:: WHAT THE EXERCISE ASKS ::
Return the listing below in full, with every line exactly as it is.

:: PROVIDED DATA ::
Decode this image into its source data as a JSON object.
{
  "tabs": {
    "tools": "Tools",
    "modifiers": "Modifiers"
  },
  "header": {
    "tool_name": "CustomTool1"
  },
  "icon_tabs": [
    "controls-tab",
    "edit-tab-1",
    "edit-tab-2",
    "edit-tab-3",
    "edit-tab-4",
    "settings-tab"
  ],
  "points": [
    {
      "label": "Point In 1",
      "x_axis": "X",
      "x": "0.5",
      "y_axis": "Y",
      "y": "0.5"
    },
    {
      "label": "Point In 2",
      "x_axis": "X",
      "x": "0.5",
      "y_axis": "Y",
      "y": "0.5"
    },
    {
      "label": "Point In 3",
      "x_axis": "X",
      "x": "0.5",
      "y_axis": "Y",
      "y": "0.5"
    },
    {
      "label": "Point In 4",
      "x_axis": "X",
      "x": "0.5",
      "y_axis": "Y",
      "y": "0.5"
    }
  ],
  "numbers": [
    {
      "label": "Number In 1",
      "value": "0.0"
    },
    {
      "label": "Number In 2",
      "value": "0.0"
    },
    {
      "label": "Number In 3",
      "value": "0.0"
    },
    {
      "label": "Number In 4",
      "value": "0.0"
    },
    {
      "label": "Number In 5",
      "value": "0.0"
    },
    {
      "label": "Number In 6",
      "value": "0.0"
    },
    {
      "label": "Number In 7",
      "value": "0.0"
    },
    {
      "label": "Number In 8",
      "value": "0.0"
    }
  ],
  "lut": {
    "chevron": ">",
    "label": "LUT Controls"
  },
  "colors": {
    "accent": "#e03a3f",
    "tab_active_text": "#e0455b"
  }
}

:: ANSWER TO THIS PROBLEM ::
Decode this image into its source data as a JSON object.
{
  "tabs": {
    "tools": "Tools",
    "modifiers": "Modifiers"
  },
  "header": {
    "tool_name": "CustomTool1"
  },
  "icon_tabs": [
    "controls-tab",
    "edit-tab-1",
    "edit-tab-2",
    "edit-tab-3",
    "edit-tab-4",
    "settings-tab"
  ],
  "points": [
    {
      "label": "Point In 1",
      "x_axis": "X",
      "x": "0.5",
      "y_axis": "Y",
      "y": "0.5"
    },
    {
      "label": "Point In 2",
      "x_axis": "X",
      "x": "0.5",
      "y_axis": "Y",
      "y": "0.5"
    },
    {
      "label": "Point In 3",
      "x_axis": "X",
      "x": "0.5",
      "y_axis": "Y",
      "y": "0.5"
    },
    {
      "label": "Point In 4",
      "x_axis": "X",
      "x": "0.5",
      "y_axis": "Y",
      "y": "0.5"
    }
  ],
  "numbers": [
    {
      "label": "Number In 1",
      "value": "0.0"
    },
    {
      "label": "Number In 2",
      "value": "0.0"
    },
    {
      "label": "Number In 3",
      "value": "0.0"
    },
    {
      "label": "Number In 4",
      "value": "0.0"
    },
    {
      "label": "Number In 5",
      "value": "0.0"
    },
    {
      "label": "Number In 6",
      "value": "0.0"
    },
    {
      "label": "Number In 7",
      "value": "0.0"
    },
    {
      "label": "Number In 8",
      "value": "0.0"
    }
  ],
  "lut": {
    "chevron": ">",
    "label": "LUT Controls"
  },
  "colors": {
    "accent": "#e03a3f",
    "tab_active_text": "#e0455b"
  }
}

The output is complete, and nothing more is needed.